● Task brief
For each line below that includes the word "with", make a copy.

[Data extracted from a collection]

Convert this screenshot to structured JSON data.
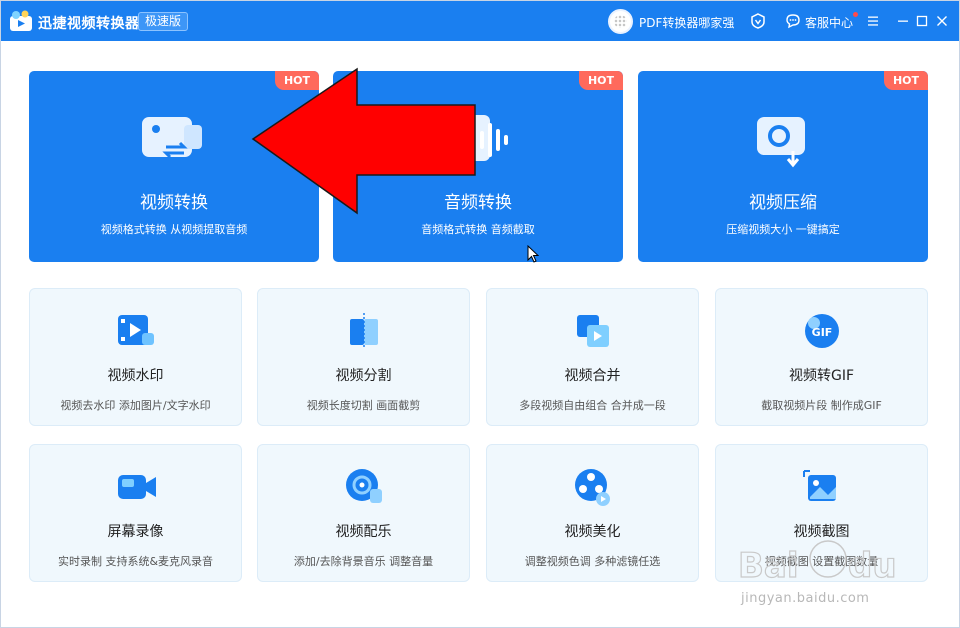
{
  "app": {
    "title": "迅捷视频转换器",
    "edition": "极速版",
    "username": "PDF转换器哪家强",
    "service_label": "客服中心",
    "colors": {
      "primary": "#1a7ff0",
      "hot": "#ff6a5c",
      "card_bg": "#f0f8fd"
    }
  },
  "featured": [
    {
      "title": "视频转换",
      "desc": "视频格式转换 从视频提取音频",
      "badge": "HOT",
      "icon": "video-convert-icon"
    },
    {
      "title": "音频转换",
      "desc": "音频格式转换 音频截取",
      "badge": "HOT",
      "icon": "audio-convert-icon"
    },
    {
      "title": "视频压缩",
      "desc": "压缩视频大小 一键搞定",
      "badge": "HOT",
      "icon": "video-compress-icon"
    }
  ],
  "tools": [
    {
      "title": "视频水印",
      "desc": "视频去水印 添加图片/文字水印",
      "icon": "video-watermark-icon"
    },
    {
      "title": "视频分割",
      "desc": "视频长度切割 画面截剪",
      "icon": "video-split-icon"
    },
    {
      "title": "视频合并",
      "desc": "多段视频自由组合 合并成一段",
      "icon": "video-merge-icon"
    },
    {
      "title": "视频转GIF",
      "desc": "截取视频片段 制作成GIF",
      "icon": "video-gif-icon"
    },
    {
      "title": "屏幕录像",
      "desc": "实时录制 支持系统&麦克风录音",
      "icon": "screen-record-icon"
    },
    {
      "title": "视频配乐",
      "desc": "添加/去除背景音乐 调整音量",
      "icon": "video-music-icon"
    },
    {
      "title": "视频美化",
      "desc": "调整视频色调 多种滤镜任选",
      "icon": "video-beautify-icon"
    },
    {
      "title": "视频截图",
      "desc": "视频截图 设置截图数量",
      "icon": "video-screenshot-icon"
    }
  ],
  "overlays": {
    "arrow_color": "#ff0000",
    "watermark_text": "jingyan.baidu.com"
  }
}
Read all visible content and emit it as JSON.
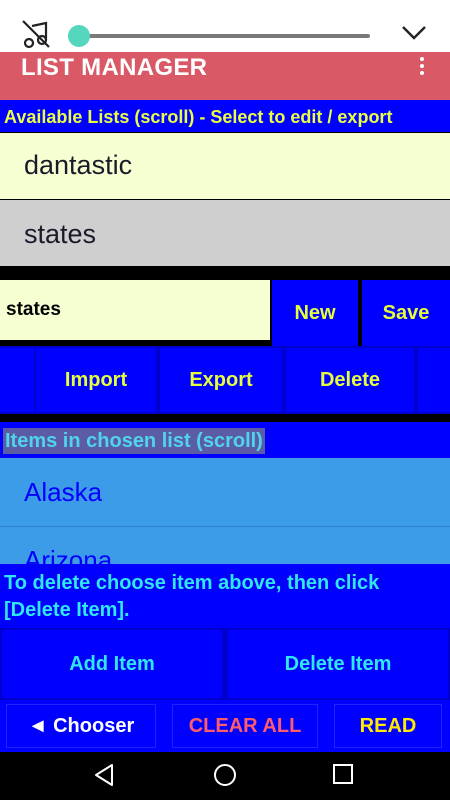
{
  "media": {
    "icon": "music-off-icon",
    "progress": 0.0,
    "collapse_icon": "chevron-down-icon"
  },
  "app_bar": {
    "title": "LIST MANAGER",
    "menu_icon": "overflow-menu-icon",
    "color": "#d95a66"
  },
  "available_lists": {
    "header": "Available Lists (scroll) - Select to edit / export",
    "items": [
      {
        "label": "dantastic"
      },
      {
        "label": "states"
      }
    ]
  },
  "editor": {
    "list_name_value": "states",
    "new_label": "New",
    "save_label": "Save",
    "import_label": "Import",
    "export_label": "Export",
    "delete_label": "Delete"
  },
  "items_section": {
    "header": "Items in chosen list (scroll)",
    "items": [
      {
        "label": "Alaska"
      },
      {
        "label": "Arizona"
      }
    ],
    "hint": "To delete choose item above, then click [Delete Item].",
    "add_item_label": "Add Item",
    "delete_item_label": "Delete Item"
  },
  "bottom_bar": {
    "chooser_label": "◄ Chooser",
    "clear_all_label": "CLEAR ALL",
    "read_label": "READ"
  },
  "nav": {
    "back_icon": "back-icon",
    "home_icon": "home-icon",
    "recents_icon": "recents-icon"
  },
  "colors": {
    "primary_blue": "#0000ff",
    "accent_yellow": "#e6ff3c",
    "accent_cyan": "#30e6f0",
    "list_bg": "#3c9ce8"
  }
}
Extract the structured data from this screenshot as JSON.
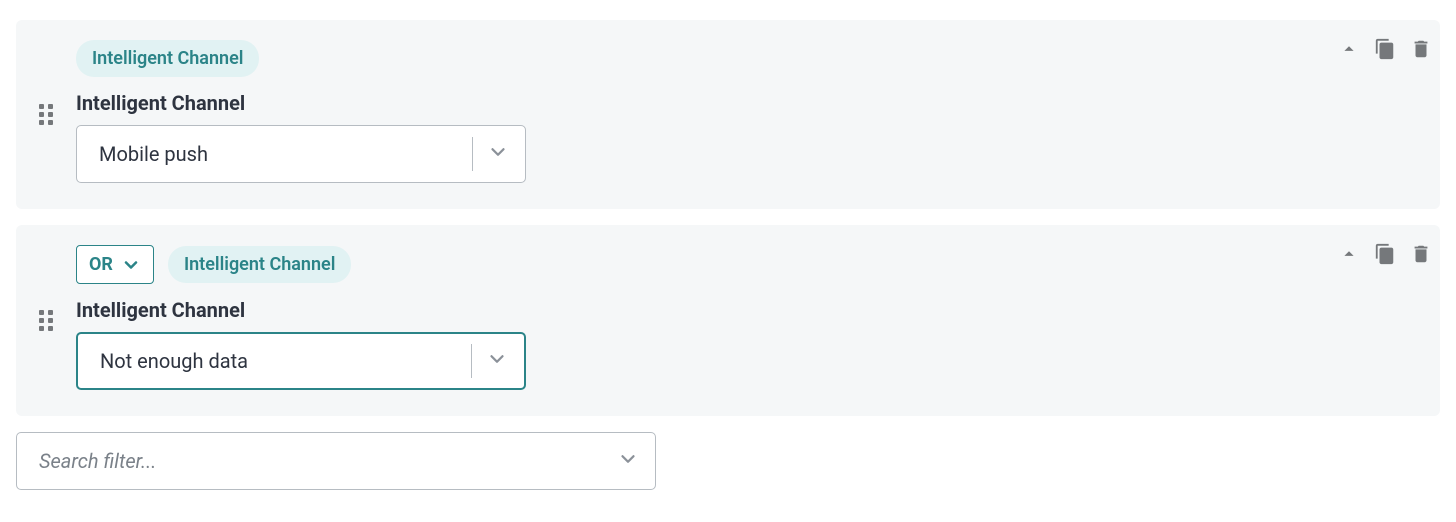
{
  "filters": [
    {
      "badge": "Intelligent Channel",
      "label": "Intelligent Channel",
      "value": "Mobile push",
      "operator": null,
      "active": false
    },
    {
      "badge": "Intelligent Channel",
      "label": "Intelligent Channel",
      "value": "Not enough data",
      "operator": "OR",
      "active": true
    }
  ],
  "search": {
    "placeholder": "Search filter..."
  }
}
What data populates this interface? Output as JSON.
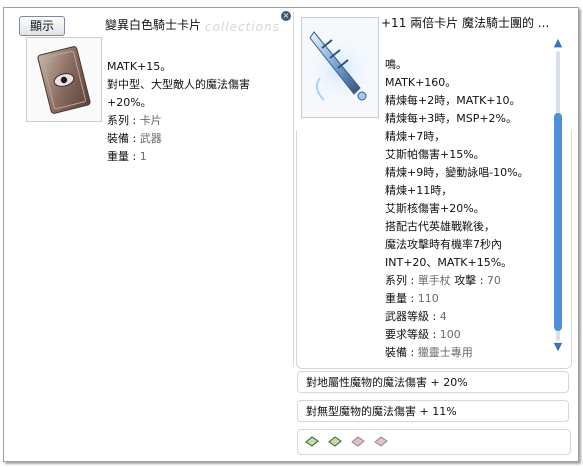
{
  "left": {
    "show_button": "顯示",
    "title": "變異白色騎士卡片",
    "watermark": "collections",
    "description": [
      "MATK+15。",
      "對中型、大型敵人的魔法傷害",
      "+20%。"
    ],
    "stats": [
      {
        "label": "系列",
        "value": "卡片"
      },
      {
        "label": "裝備",
        "value": "武器"
      },
      {
        "label": "重量",
        "value": "1"
      }
    ]
  },
  "right": {
    "title": "+11 兩倍卡片 魔法騎士團的 ...",
    "description": [
      "鳴。",
      "MATK+160。",
      "精煉每+2時，MATK+10。",
      "精煉每+3時，MSP+2%。",
      "精煉+7時，",
      "艾斯帕傷害+15%。",
      "精煉+9時，變動詠唱-10%。",
      "精煉+11時，",
      "艾斯核傷害+20%。",
      "搭配古代英雄戰靴後，",
      "魔法攻擊時有機率7秒內",
      "INT+20、MATK+15%。"
    ],
    "stats": [
      {
        "label": "系列",
        "value": "單手杖",
        "extra_label": "攻擊",
        "extra_value": "70"
      },
      {
        "label": "重量",
        "value": "110"
      },
      {
        "label": "武器等級",
        "value": "4"
      },
      {
        "label": "要求等級",
        "value": "100"
      },
      {
        "label": "裝備",
        "value": "獵靈士專用"
      }
    ],
    "options": [
      "對地屬性魔物的魔法傷害 + 20%",
      "對無型魔物的魔法傷害 + 11%"
    ]
  },
  "colors": {
    "scroll_thumb": "#4d8fd8",
    "border": "#d3d7dc"
  },
  "icons": {
    "close": "close-icon",
    "card": "card-icon",
    "weapon": "staff-icon",
    "slot": "card-slot-icon"
  }
}
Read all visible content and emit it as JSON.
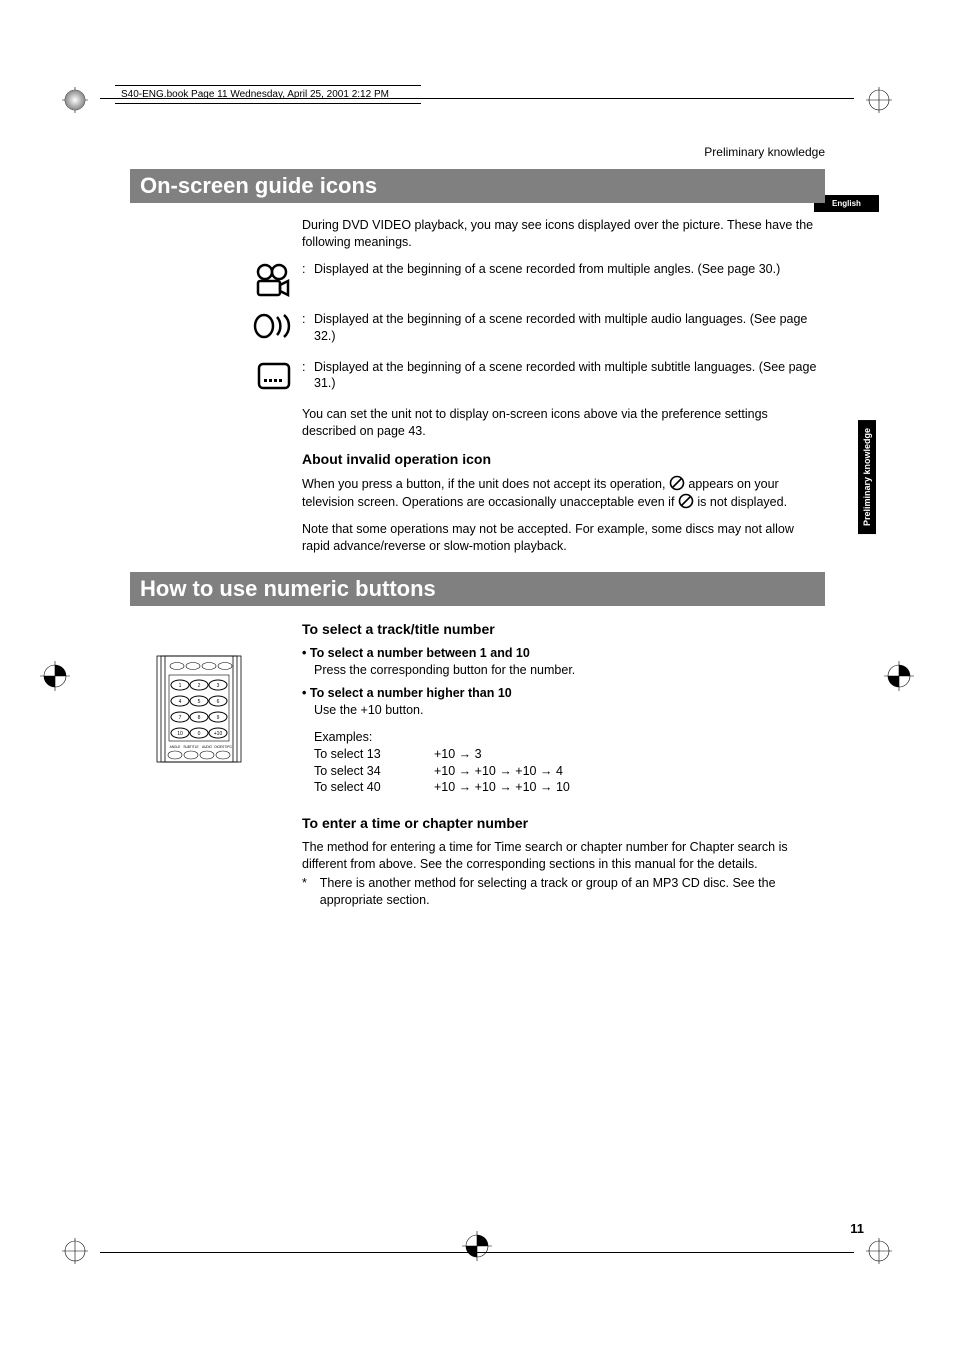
{
  "header": {
    "book_info": "S40-ENG.book  Page 11  Wednesday, April 25, 2001  2:12 PM",
    "running_head": "Preliminary knowledge",
    "english_tab": "English",
    "side_tab": "Preliminary\nknowledge"
  },
  "section1": {
    "title": "On-screen guide icons",
    "intro": "During DVD VIDEO playback, you may see icons displayed over the picture.  These have the following meanings.",
    "rows": [
      "Displayed at the beginning of a scene recorded from multiple angles. (See page 30.)",
      "Displayed at the beginning of a scene recorded with multiple audio languages. (See page 32.)",
      "Displayed at the beginning of a scene recorded with multiple subtitle languages.  (See page 31.)"
    ],
    "pref_note": "You can set the unit not to display on-screen icons above via the preference settings described on page 43.",
    "sub_head": "About invalid operation icon",
    "invalid1_a": "When you press a button, if the unit does not accept its operation, ",
    "invalid1_b": " appears on your television screen. Operations are occasionally unacceptable even if ",
    "invalid1_c": " is not displayed.",
    "invalid2": "Note that some operations may not be accepted. For example, some discs may not allow rapid advance/reverse or slow-motion playback."
  },
  "section2": {
    "title": "How to use numeric buttons",
    "sub1": "To select a track/title number",
    "b1_head": "To select a number between 1 and 10",
    "b1_body": "Press the corresponding button for the number.",
    "b2_head": "To select a number higher than 10",
    "b2_body": "Use the +10 button.",
    "examples_label": "Examples:",
    "examples": [
      {
        "label": "To select 13",
        "steps": "+10 → 3"
      },
      {
        "label": "To select 34",
        "steps": "+10 → +10 → +10 → 4"
      },
      {
        "label": "To select 40",
        "steps": "+10 → +10 → +10 → 10"
      }
    ],
    "sub2": "To enter a time or chapter number",
    "p2": "The method for entering a time for Time search or chapter number for Chapter search is different from above. See the corresponding sections in this manual for the details.",
    "star": "There is another method for selecting a track or group of an MP3 CD disc. See the appropriate section."
  },
  "page_number": "11"
}
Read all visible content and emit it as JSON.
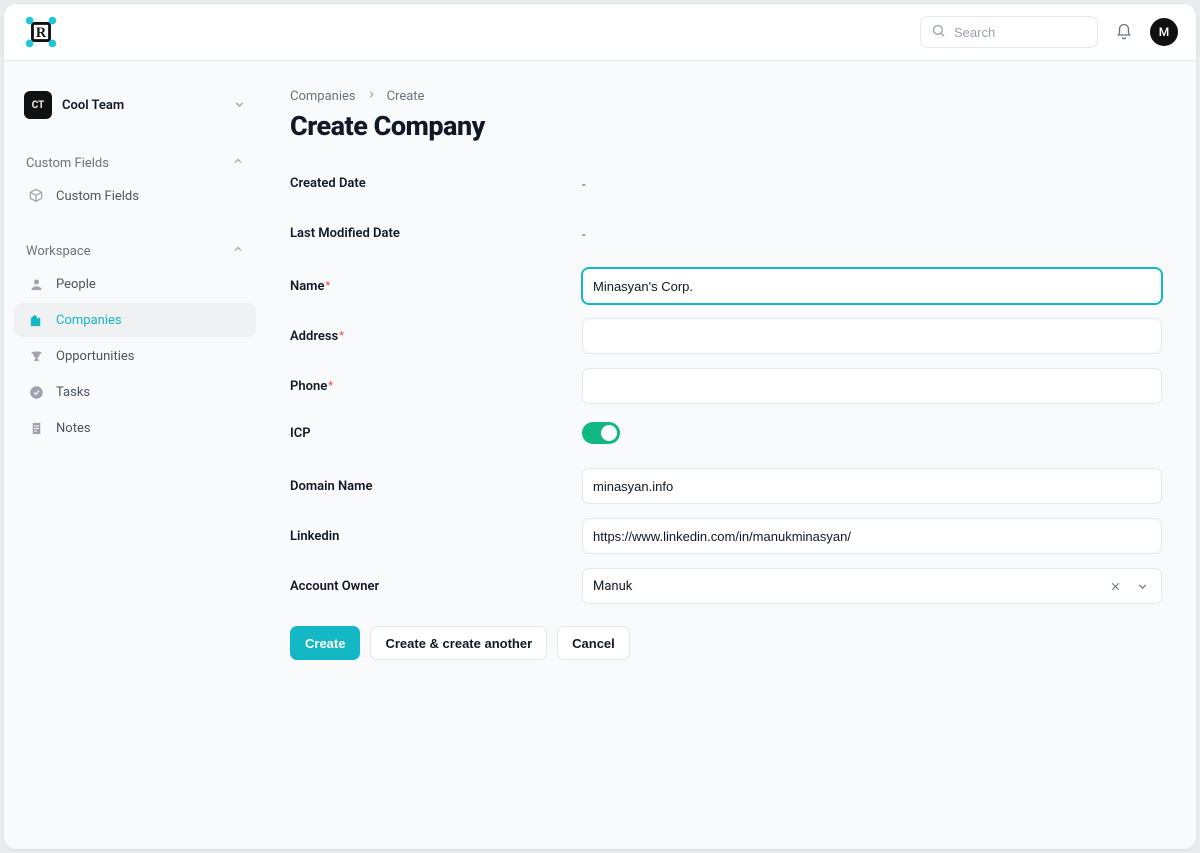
{
  "topbar": {
    "search_placeholder": "Search",
    "avatar_initial": "M"
  },
  "sidebar": {
    "team_initials": "CT",
    "team_name": "Cool Team",
    "section_cf": "Custom Fields",
    "section_ws": "Workspace",
    "items": {
      "custom_fields": "Custom Fields",
      "people": "People",
      "companies": "Companies",
      "opportunities": "Opportunities",
      "tasks": "Tasks",
      "notes": "Notes"
    }
  },
  "breadcrumb": {
    "root": "Companies",
    "leaf": "Create"
  },
  "page_title": "Create Company",
  "form": {
    "created_date_label": "Created Date",
    "created_date_value": "-",
    "lmd_label": "Last Modified Date",
    "lmd_value": "-",
    "name_label": "Name",
    "name_value": "Minasyan's Corp.",
    "address_label": "Address",
    "address_value": "",
    "phone_label": "Phone",
    "phone_value": "",
    "icp_label": "ICP",
    "icp_on": true,
    "domain_label": "Domain Name",
    "domain_value": "minasyan.info",
    "linkedin_label": "Linkedin",
    "linkedin_value": "https://www.linkedin.com/in/manukminasyan/",
    "owner_label": "Account Owner",
    "owner_value": "Manuk"
  },
  "buttons": {
    "create": "Create",
    "create_another": "Create & create another",
    "cancel": "Cancel"
  }
}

● Answer to the problem
      "Displayed at the beginning of a scene recorded with multiple audio languages. (See page 32.)",
      "Displayed at the beginning of a scene recorded with multiple subtitle languages.  (See page 31.)"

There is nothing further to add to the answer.